Written tasks:
a – According to the passage on Maibom's empathy research, in which two fields is empirical research on empathy mainly performed?
b – Carry on the passage on Maibom's empathy research, starting after its final sentence.

Passage shown:
As indicated, an important feature of Maibom's work has always been her keen interest in empirical research on empathy, which is mainly performed in social psychology and social neuroscience. This has also led to interesting, more applied, avenues within her theorising, specifically in relation to pathologies of empathy, for instance psychopathy (e.g., Maibom 2014b). Maibom's scope of expertise regarding empathy research is already impressive but even more remarkable is how careful she makes use of these empirical findings. Some philosophers tend to pick suitable publications from other disciplines that can corroborate their own independently devised theory. In contrast, Maibom acknowledges the fact that psychological research is often conflicting, and she develops her own philosophical accounts accordingly. This is important, for instance in relation to the discussion on psychopathy, where many philosophers, including myself, have been obsessed with identifying a lack of empathy to explain moral deficits. A more cautious approach is empirically more adequate, despite having less direct impact on foundational debates in moral philosophy.

Excerpts from a layout annotation set
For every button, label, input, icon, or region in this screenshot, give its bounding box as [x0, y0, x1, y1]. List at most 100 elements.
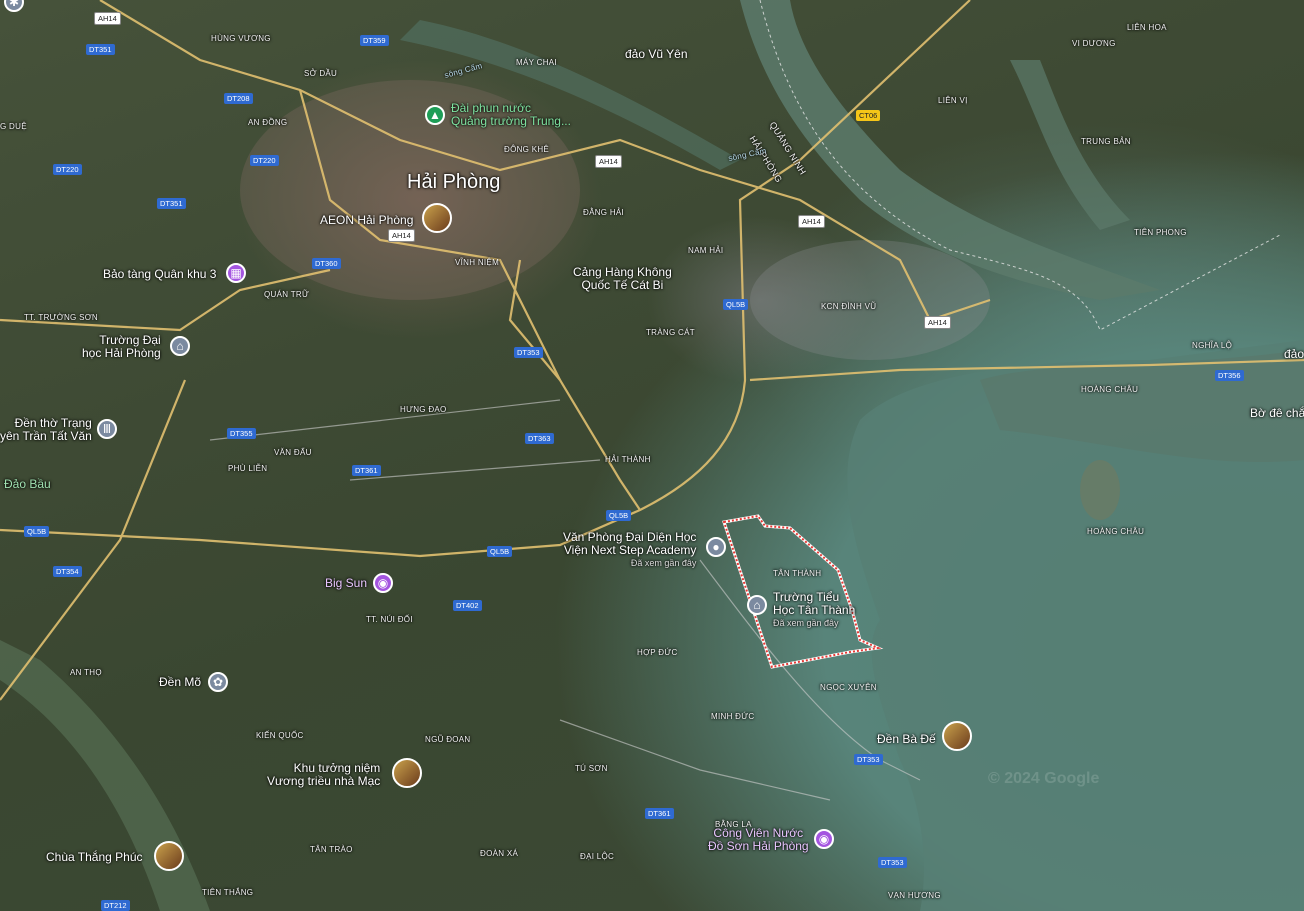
place-label: Bờ đê chắ	[1250, 406, 1304, 420]
area-label: VĂN ĐẨU	[274, 448, 312, 457]
poi-den-mo[interactable]: Đền Mõ	[159, 676, 201, 689]
copyright-watermark: © 2024 Google	[988, 770, 1100, 787]
road-shield: QL5B	[723, 299, 749, 310]
area-label: KCN ĐÌNH VŨ	[821, 302, 877, 311]
road-shield: DT355	[227, 428, 256, 439]
museum-icon[interactable]: ▦	[226, 263, 246, 283]
poi-van-phong[interactable]: Văn Phòng Đại Diện Học Viện Next Step Ac…	[563, 531, 696, 570]
road-shield: DT359	[360, 35, 389, 46]
city-label[interactable]: Hải Phòng	[407, 171, 500, 194]
area-label: LIÊN HOA	[1127, 23, 1167, 32]
poi-label: Đồ Sơn Hải Phòng	[708, 839, 809, 853]
map-canvas[interactable]: HÙNG VƯƠNG SỞ DẦU MÁY CHAI AN ĐỒNG ĐÔNG …	[0, 0, 1304, 911]
area-label: HƯNG ĐẠO	[400, 405, 447, 414]
road-shield: DT351	[86, 44, 115, 55]
poi-label: học Hải Phòng	[82, 346, 161, 360]
area-label: MÁY CHAI	[516, 58, 557, 67]
road-shield: DT363	[525, 433, 554, 444]
road-shield: DT360	[312, 258, 341, 269]
road-shield: AH14	[924, 316, 951, 329]
school-icon[interactable]: ⌂	[747, 595, 767, 615]
poi-khu-tuong-niem[interactable]: Khu tưởng niệm Vương triều nhà Mạc	[267, 762, 380, 788]
area-label: TT. TRƯỜNG SƠN	[24, 313, 98, 322]
area-label: AN THỌ	[70, 668, 102, 677]
area-label: G DUỆ	[0, 122, 27, 131]
area-label: HOÀNG CHÂU	[1087, 527, 1145, 536]
island-label: đảo Vũ Yên	[625, 47, 688, 61]
area-label: MINH ĐỨC	[711, 712, 755, 721]
poi-dai-phun-nuoc[interactable]: Đài phun nước Quảng trường Trung...	[451, 102, 571, 128]
tree-icon[interactable]: ▲	[425, 105, 445, 125]
area-label: HỢP ĐỨC	[637, 648, 678, 657]
area-label: NAM HẢI	[688, 246, 724, 255]
area-label: QUÁN TRỮ	[264, 290, 310, 299]
road-shield: DT353	[514, 347, 543, 358]
road-shield: AH14	[388, 229, 415, 242]
area-label: TIÊN PHONG	[1134, 228, 1187, 237]
poi-chua-thang-phuc[interactable]: Chùa Thắng Phúc	[46, 851, 143, 864]
poi-label: Vương triều nhà Mạc	[267, 774, 381, 788]
area-label: TÂN THÀNH	[773, 569, 822, 578]
area-label: NGŨ ĐOAN	[425, 735, 471, 744]
poi-den-tho[interactable]: Đền thờ Trạng yên Trần Tất Văn	[0, 417, 92, 443]
area-label: VĨNH NIỆM	[455, 258, 500, 267]
den-ba-de-thumbnail[interactable]	[942, 721, 972, 751]
temple-icon[interactable]: ✿	[208, 672, 228, 692]
road-shield: DT356	[1215, 370, 1244, 381]
area-label: TRÀNG CÁT	[646, 328, 695, 337]
road-shield: DT361	[645, 808, 674, 819]
poi-label: yên Trần Tất Văn	[0, 429, 92, 443]
road-shield: AH14	[798, 215, 825, 228]
area-label: TRUNG BẢN	[1081, 137, 1131, 146]
poi-big-sun[interactable]: Big Sun	[325, 577, 367, 590]
area-label: ĐÔNG KHÊ	[504, 145, 550, 154]
area-label: NGỌC XUYÊN	[820, 683, 877, 692]
poi-den-ba-de[interactable]: Đền Bà Đế	[877, 733, 936, 746]
poi-label: Quảng trường Trung...	[451, 114, 571, 128]
poi-bao-tang[interactable]: Bảo tàng Quân khu 3	[103, 268, 216, 281]
camera-icon[interactable]: ◉	[373, 573, 393, 593]
area-label: TÚ SƠN	[575, 764, 608, 773]
school-icon[interactable]: ⌂	[170, 336, 190, 356]
area-label: TÂN TRÀO	[310, 845, 353, 854]
road-shield: DT402	[453, 600, 482, 611]
area-label: TIÊN THẮNG	[202, 888, 254, 897]
area-label: VẠN HƯƠNG	[888, 891, 941, 900]
road-shield: DT354	[53, 566, 82, 577]
area-label: KIẾN QUỐC	[256, 731, 304, 740]
chua-thang-phuc-thumbnail[interactable]	[154, 841, 184, 871]
temple-icon[interactable]: Ⅲ	[97, 419, 117, 439]
area-label: LIÊN VỊ	[938, 96, 968, 105]
poi-aeon[interactable]: AEON Hải Phòng	[320, 214, 413, 227]
khu-tuong-niem-thumbnail[interactable]	[392, 758, 422, 788]
poi-cong-vien-nuoc[interactable]: Công Viên Nước Đồ Sơn Hải Phòng	[708, 827, 809, 853]
poi-visited-label: Đã xem gần đây	[630, 558, 697, 568]
camera-icon[interactable]: ◉	[814, 829, 834, 849]
area-label: VI DƯƠNG	[1072, 39, 1116, 48]
poi-truong-dai-hoc[interactable]: Trường Đại học Hải Phòng	[82, 334, 161, 360]
road-shield: DT361	[352, 465, 381, 476]
area-label: ĐẰNG HẢI	[583, 208, 625, 217]
area-label: HOÀNG CHÂU	[1081, 385, 1139, 394]
poi-cang-hang-khong[interactable]: Cảng Hàng Không Quốc Tế Cát Bi	[573, 266, 672, 292]
poi-visited-label: Đã xem gần đây	[773, 618, 839, 628]
poi-truong-tieu-hoc[interactable]: Trường Tiểu Học Tân Thành Đã xem gần đây	[773, 591, 855, 630]
area-label: NGHĨA LỘ	[1192, 341, 1233, 350]
road-shield: DT220	[250, 155, 279, 166]
island-label: Đảo Bầu	[4, 477, 51, 491]
pin-icon[interactable]: ●	[706, 537, 726, 557]
area-label: ĐẠI LỘC	[580, 852, 615, 861]
road-shield: AH14	[94, 12, 121, 25]
road-shield: DT351	[157, 198, 186, 209]
area-label: SỞ DẦU	[304, 69, 338, 78]
area-label: PHÙ LIỄN	[228, 464, 268, 473]
road-shield: DT220	[53, 164, 82, 175]
poi-label: Viện Next Step Academy	[563, 543, 697, 557]
area-label: AN ĐỒNG	[248, 118, 288, 127]
island-label: đảo	[1284, 347, 1304, 361]
road-shield: QL5B	[487, 546, 513, 557]
aeon-thumbnail[interactable]	[422, 203, 452, 233]
poi-label: Quốc Tế Cát Bi	[581, 278, 664, 292]
road-shield: CT06	[856, 110, 881, 121]
road-shield: DT353	[878, 857, 907, 868]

Task responses:
a – Social psychology and social neuroscience.

b –
The Space Between is of course based on Maibom's previous work and expertise. This makes reading the book a highly rewarding experience. It will appeal to newcomers to the debate, not least due to the engaging style of writing, yet it will also offer a lot to empathy experts, as can be seen in the present exchange between Maibom and her commentators. I happen to know that the book has long been in the making. There is even an inconspicuous trace of the previous title, which was Knowing Me, Knowing You (Maibom 2022, 9). The focus of the published book is on relational matters, on the perspectival space between persons, and on the consequences of empathic processes on objectivity and impartiality. So, the book's title change is appropriate to emphasise the relational space between persons. But, alternatively, perhaps Maibom simply fell out of love with ABBA?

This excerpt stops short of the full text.